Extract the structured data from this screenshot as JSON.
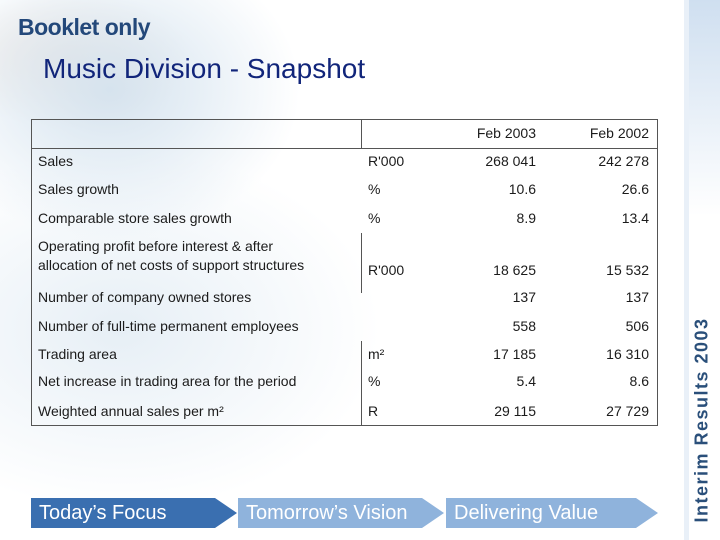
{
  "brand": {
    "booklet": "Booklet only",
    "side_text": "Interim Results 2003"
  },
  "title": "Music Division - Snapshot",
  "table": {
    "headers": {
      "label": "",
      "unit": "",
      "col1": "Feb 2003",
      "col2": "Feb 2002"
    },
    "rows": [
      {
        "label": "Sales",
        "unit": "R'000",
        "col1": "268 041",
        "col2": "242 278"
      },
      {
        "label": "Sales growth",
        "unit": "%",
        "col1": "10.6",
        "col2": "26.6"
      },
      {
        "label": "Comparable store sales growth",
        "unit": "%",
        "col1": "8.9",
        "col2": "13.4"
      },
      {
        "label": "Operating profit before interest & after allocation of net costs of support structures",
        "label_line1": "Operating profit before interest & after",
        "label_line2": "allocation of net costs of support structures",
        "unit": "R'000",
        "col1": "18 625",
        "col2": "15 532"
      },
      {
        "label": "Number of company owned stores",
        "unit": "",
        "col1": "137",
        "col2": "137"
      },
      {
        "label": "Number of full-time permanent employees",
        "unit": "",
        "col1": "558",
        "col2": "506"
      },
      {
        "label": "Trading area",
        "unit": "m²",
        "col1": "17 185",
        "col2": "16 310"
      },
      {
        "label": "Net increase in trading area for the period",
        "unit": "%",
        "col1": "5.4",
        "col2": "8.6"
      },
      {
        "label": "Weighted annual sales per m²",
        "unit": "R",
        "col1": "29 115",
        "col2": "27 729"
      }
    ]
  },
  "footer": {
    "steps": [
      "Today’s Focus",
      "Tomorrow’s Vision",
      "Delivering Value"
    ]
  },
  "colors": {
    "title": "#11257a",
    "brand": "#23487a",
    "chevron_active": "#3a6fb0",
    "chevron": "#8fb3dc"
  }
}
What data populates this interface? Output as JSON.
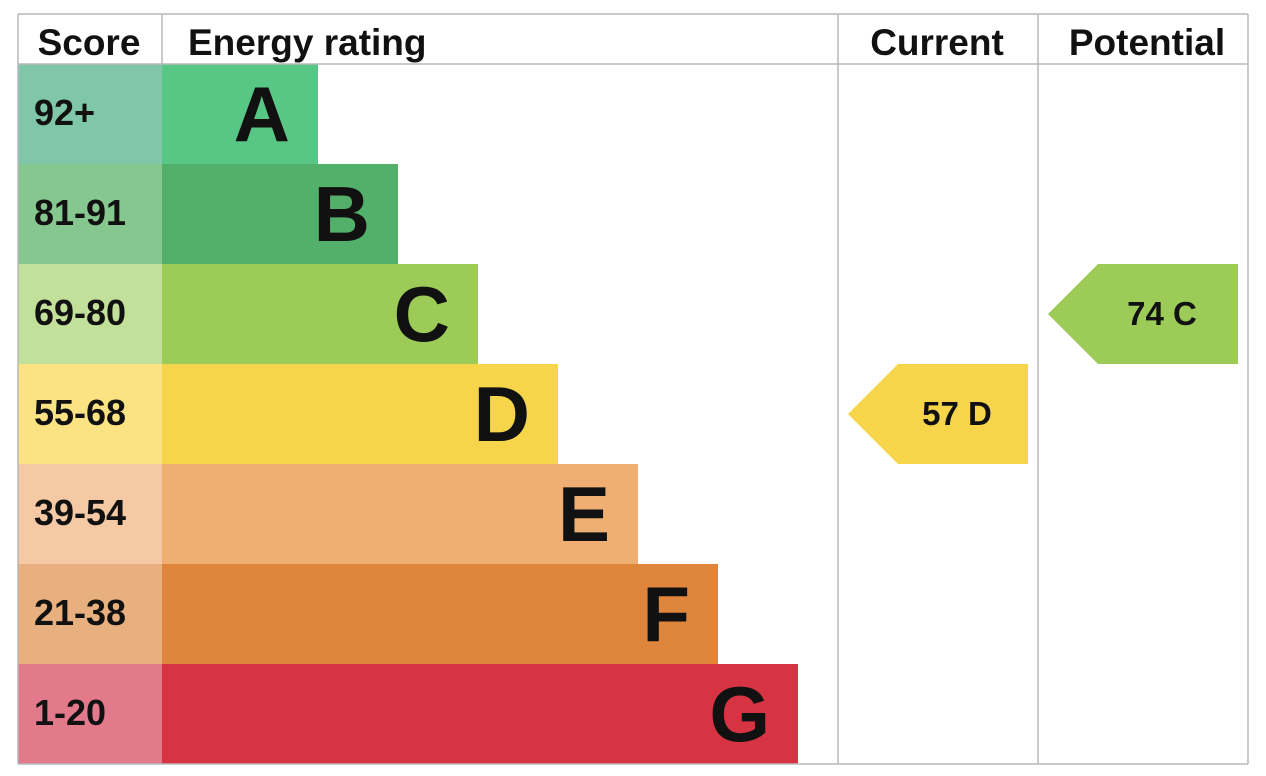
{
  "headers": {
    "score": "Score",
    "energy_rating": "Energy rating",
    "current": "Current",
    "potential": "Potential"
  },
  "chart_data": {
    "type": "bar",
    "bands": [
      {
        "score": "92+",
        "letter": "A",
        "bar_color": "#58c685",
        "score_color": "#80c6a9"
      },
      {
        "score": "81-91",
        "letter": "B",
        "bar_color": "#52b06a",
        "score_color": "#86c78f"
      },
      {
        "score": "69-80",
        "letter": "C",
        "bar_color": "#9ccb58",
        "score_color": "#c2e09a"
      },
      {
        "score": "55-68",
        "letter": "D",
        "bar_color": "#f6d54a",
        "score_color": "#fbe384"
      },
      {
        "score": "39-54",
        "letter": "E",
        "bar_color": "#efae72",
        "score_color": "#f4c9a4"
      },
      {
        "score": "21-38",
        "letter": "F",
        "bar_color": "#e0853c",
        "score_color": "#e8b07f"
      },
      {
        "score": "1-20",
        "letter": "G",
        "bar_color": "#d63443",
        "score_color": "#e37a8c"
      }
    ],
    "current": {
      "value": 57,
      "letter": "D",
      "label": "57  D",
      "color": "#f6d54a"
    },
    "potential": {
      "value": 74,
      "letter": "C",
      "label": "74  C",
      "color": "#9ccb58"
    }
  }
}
--
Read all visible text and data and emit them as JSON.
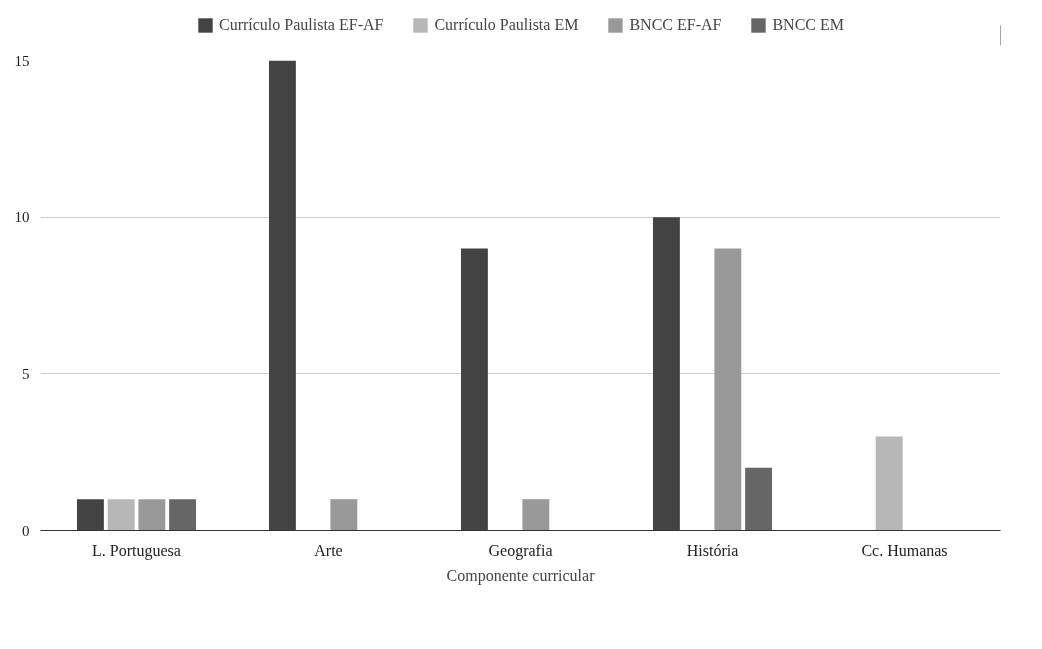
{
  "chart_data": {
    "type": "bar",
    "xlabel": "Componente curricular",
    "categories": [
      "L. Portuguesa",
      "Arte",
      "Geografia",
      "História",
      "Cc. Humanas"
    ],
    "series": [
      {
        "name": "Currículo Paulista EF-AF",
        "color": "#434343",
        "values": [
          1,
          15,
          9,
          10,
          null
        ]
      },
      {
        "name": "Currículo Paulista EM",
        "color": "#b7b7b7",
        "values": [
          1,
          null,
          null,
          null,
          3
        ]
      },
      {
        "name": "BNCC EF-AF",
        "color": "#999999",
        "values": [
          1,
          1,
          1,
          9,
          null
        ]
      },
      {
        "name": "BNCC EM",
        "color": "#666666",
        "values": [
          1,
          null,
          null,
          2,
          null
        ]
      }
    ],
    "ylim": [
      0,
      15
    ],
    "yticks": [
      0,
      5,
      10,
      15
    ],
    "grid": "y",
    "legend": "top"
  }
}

### Task prompt
Count how many lines above carry the word "profit". Only the number is required.

### Result for this exercise
2